STATED PROBLEM
Can you repeat the material from its start through the line with "leaf-label: 等差数列 [506,554,566,572]", changing "Output" to "Write" and leaving everything else untouched?

----------

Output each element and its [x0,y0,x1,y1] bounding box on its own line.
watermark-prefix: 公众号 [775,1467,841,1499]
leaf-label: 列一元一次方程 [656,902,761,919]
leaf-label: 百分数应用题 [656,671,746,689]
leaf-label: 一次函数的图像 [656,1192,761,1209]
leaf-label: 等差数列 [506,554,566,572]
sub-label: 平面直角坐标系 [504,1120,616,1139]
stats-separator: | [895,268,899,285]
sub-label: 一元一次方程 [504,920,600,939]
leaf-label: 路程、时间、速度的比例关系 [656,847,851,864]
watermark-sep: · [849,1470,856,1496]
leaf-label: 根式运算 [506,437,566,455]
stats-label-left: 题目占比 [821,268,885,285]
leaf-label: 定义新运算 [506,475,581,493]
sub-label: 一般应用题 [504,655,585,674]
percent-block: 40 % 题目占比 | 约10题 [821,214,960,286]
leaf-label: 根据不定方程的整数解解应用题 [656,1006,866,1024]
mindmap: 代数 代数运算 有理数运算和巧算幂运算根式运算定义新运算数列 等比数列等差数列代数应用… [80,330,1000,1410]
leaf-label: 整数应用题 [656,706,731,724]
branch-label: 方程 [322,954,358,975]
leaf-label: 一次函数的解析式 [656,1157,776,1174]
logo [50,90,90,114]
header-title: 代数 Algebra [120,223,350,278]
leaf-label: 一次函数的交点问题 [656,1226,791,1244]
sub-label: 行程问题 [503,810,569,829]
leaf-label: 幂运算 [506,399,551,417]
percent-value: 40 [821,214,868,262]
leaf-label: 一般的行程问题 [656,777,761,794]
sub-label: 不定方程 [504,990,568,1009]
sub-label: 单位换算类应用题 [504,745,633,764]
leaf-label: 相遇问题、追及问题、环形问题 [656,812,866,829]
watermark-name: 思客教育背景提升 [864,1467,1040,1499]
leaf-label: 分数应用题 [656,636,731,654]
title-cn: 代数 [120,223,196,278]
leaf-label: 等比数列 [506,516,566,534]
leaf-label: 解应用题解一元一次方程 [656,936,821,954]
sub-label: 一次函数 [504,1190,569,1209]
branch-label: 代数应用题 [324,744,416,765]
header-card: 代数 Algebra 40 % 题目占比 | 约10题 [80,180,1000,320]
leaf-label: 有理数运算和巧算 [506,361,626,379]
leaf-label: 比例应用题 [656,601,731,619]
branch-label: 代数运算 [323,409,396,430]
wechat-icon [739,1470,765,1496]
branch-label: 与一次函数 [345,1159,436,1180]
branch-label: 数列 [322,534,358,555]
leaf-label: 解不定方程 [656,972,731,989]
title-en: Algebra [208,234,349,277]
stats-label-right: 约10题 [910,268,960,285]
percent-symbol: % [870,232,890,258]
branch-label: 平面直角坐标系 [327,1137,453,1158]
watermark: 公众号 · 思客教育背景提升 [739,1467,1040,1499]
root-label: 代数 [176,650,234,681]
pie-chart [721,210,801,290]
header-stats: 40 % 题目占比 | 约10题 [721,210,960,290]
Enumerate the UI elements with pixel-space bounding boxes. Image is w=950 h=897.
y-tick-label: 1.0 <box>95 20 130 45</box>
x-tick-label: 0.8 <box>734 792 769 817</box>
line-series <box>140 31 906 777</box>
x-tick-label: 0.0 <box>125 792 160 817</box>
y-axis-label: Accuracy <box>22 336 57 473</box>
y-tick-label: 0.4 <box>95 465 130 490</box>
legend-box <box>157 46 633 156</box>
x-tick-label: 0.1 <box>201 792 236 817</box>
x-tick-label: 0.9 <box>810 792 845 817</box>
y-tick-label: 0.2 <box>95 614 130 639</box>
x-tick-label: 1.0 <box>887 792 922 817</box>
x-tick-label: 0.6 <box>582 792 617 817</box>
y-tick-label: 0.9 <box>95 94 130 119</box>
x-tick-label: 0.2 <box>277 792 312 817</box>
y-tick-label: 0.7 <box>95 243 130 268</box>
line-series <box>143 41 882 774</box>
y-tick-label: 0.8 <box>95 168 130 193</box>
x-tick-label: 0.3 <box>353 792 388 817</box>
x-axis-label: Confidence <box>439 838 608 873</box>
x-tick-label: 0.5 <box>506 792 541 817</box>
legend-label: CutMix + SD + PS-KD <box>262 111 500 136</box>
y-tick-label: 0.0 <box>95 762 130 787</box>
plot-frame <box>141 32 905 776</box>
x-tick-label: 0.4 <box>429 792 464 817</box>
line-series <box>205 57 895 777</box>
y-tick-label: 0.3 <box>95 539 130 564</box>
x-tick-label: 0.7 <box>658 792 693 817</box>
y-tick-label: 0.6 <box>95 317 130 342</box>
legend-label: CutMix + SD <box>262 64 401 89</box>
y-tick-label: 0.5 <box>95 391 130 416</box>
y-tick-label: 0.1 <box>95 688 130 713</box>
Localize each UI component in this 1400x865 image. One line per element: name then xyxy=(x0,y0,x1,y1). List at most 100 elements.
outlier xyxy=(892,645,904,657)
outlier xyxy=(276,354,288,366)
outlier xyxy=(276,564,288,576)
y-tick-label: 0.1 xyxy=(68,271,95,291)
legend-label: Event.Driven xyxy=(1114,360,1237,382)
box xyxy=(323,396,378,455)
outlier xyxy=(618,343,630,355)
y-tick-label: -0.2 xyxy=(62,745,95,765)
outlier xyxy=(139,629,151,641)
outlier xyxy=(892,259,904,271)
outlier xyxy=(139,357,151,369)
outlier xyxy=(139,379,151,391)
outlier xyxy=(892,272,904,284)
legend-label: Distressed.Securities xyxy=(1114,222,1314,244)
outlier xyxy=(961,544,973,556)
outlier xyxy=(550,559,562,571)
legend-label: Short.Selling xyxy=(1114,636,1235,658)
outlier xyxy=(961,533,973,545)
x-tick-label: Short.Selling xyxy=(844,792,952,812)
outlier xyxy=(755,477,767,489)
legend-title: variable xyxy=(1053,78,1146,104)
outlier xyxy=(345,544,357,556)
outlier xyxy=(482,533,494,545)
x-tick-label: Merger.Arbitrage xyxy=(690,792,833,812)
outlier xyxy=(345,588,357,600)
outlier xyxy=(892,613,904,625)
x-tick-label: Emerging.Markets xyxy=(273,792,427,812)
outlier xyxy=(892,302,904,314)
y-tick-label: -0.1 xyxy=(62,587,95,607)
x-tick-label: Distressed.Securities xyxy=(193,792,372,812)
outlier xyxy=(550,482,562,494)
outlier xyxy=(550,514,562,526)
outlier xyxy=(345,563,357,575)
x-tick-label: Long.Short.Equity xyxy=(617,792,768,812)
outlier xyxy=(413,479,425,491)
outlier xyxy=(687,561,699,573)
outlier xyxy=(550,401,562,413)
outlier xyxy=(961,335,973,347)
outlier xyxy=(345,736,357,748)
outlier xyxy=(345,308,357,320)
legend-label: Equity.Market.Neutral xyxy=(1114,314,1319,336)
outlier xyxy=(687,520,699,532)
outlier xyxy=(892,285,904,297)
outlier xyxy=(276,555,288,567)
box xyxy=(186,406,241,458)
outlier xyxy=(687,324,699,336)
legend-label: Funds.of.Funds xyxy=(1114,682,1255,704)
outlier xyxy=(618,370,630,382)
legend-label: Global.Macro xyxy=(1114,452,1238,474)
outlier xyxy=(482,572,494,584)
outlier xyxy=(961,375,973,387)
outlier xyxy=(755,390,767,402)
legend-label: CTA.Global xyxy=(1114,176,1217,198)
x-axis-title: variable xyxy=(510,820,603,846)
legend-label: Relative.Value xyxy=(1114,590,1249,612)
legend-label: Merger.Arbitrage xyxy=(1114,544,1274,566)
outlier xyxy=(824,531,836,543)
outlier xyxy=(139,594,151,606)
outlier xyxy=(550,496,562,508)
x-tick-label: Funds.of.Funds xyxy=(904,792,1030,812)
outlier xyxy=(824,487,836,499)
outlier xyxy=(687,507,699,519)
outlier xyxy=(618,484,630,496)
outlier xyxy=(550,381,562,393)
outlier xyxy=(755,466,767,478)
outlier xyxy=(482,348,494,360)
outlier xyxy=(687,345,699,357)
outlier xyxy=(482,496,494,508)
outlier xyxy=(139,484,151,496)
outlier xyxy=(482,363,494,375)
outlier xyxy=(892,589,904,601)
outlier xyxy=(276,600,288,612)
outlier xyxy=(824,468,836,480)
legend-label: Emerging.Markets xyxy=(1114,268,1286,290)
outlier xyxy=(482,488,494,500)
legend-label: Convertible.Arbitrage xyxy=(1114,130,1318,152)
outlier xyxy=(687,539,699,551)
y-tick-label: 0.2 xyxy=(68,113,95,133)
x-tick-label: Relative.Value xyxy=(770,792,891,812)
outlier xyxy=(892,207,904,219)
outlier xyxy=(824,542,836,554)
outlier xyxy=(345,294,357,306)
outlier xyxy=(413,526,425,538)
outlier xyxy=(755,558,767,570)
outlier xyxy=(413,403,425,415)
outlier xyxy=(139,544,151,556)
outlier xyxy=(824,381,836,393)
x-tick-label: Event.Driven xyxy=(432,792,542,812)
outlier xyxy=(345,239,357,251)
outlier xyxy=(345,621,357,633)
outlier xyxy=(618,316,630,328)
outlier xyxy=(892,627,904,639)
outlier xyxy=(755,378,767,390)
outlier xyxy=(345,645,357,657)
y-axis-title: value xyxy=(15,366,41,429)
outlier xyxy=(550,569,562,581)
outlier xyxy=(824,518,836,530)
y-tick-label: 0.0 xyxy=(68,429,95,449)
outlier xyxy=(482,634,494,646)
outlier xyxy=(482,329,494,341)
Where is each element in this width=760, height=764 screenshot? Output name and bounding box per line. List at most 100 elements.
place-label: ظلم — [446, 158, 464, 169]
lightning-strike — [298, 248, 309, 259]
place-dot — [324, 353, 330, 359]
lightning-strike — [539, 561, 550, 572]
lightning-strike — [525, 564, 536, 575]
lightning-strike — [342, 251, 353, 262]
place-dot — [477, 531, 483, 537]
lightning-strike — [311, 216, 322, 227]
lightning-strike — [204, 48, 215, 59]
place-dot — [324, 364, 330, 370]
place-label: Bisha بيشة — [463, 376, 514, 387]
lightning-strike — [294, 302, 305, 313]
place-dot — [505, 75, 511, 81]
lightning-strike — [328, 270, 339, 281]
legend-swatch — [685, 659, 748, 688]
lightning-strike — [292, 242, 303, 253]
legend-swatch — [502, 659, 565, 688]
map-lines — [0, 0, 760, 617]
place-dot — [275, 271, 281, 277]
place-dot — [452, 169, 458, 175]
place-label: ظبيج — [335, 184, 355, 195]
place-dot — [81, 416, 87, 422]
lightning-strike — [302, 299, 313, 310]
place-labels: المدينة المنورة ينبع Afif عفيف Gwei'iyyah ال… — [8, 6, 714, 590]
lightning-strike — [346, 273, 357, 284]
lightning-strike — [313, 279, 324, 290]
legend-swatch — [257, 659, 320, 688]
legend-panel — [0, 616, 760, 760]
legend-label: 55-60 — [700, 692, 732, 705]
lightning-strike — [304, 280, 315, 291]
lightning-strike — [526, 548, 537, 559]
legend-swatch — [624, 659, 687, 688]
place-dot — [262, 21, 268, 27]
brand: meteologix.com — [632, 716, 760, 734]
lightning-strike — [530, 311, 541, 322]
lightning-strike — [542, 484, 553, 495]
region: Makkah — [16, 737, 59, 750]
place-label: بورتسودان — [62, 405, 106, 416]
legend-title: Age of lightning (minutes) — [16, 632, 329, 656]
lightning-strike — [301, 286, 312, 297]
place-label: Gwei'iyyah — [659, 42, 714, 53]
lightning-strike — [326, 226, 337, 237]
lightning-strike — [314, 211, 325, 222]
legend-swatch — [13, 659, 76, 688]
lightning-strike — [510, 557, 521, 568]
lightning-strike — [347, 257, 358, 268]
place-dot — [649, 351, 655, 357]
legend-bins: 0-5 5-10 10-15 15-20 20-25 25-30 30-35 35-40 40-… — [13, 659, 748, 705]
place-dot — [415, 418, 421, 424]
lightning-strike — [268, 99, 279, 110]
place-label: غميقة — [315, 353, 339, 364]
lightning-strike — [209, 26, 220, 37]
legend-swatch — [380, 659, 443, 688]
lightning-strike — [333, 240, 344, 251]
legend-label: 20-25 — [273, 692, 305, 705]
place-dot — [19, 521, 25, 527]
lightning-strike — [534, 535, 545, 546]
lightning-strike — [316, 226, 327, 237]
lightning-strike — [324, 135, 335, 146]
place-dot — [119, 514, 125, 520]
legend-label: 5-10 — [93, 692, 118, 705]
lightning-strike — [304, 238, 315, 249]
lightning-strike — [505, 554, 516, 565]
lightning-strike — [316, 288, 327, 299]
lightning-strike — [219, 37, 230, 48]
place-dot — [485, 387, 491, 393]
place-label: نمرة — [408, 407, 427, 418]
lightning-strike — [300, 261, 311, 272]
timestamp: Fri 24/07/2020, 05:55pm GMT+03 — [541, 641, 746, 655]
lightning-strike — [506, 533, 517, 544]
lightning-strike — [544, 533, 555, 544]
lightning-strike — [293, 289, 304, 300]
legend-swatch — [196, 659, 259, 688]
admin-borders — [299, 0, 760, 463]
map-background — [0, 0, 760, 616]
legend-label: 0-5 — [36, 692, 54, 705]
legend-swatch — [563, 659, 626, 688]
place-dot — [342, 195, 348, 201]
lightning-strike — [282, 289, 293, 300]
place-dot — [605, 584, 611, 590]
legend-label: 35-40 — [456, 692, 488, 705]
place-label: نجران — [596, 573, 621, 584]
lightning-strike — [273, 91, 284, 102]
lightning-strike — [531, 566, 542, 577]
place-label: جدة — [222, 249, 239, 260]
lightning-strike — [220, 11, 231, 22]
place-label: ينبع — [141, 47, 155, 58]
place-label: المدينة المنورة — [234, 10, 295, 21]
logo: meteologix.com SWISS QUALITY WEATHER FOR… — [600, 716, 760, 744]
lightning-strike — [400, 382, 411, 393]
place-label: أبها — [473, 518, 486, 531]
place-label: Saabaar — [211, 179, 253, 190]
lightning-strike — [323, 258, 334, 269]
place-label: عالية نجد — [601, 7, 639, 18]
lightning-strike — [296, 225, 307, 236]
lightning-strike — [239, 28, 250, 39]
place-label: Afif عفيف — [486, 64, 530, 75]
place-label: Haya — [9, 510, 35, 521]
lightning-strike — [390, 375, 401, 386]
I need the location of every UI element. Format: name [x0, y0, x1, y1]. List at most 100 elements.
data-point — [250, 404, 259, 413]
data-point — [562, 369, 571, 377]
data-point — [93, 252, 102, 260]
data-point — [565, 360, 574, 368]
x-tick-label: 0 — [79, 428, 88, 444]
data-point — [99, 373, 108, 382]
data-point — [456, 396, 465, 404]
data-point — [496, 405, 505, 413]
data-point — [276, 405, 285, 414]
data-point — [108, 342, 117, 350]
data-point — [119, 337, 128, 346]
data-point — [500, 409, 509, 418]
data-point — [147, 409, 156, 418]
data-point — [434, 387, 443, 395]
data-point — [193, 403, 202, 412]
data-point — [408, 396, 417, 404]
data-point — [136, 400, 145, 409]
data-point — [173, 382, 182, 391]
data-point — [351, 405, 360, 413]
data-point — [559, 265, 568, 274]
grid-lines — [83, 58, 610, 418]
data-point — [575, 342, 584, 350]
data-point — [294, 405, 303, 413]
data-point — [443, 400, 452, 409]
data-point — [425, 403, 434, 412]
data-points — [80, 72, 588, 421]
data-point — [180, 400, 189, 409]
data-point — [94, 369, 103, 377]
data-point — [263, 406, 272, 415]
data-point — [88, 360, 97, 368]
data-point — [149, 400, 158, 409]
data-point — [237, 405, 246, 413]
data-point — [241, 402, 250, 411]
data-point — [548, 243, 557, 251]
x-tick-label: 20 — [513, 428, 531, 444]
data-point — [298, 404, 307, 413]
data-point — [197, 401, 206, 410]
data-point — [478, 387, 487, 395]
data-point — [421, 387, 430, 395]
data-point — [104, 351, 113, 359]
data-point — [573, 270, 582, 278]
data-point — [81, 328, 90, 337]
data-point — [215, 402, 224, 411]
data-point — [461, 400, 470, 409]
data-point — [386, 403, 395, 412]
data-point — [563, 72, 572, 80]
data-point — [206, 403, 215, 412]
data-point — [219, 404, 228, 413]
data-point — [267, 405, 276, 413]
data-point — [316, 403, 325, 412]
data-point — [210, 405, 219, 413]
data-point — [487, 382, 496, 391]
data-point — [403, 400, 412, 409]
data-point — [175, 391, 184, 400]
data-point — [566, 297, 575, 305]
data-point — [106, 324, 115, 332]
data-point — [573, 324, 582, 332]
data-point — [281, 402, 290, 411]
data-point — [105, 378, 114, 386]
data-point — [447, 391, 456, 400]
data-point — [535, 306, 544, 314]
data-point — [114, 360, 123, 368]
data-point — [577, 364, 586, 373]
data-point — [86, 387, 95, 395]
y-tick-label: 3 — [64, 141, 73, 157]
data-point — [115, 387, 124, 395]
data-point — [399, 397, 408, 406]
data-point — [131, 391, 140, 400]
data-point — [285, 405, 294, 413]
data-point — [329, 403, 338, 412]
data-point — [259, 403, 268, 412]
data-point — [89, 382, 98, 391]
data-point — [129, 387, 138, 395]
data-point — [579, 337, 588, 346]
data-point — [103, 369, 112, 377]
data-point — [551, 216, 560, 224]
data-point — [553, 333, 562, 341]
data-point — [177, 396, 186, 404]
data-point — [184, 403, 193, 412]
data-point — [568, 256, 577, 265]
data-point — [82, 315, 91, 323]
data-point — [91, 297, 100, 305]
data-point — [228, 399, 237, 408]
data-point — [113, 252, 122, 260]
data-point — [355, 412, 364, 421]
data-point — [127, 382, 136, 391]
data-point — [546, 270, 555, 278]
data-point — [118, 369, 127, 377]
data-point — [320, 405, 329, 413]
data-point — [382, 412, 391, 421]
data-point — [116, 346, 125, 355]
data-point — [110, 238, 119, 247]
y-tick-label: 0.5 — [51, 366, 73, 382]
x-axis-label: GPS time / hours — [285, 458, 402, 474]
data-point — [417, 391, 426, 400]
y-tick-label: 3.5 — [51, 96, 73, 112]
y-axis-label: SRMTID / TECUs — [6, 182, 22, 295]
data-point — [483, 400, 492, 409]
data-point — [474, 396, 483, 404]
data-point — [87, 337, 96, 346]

----------

RESULT BELOW
Write each element and its [x0,y0,x1,y1] bounding box on its own line.
watermark-prefix: 公众号 [775,1467,841,1499]
leaf-label: 列一元一次方程 [656,902,761,919]
leaf-label: 百分数应用题 [656,671,746,689]
leaf-label: 一次函数的图像 [656,1192,761,1209]
leaf-label: 等差数列 [506,554,566,572]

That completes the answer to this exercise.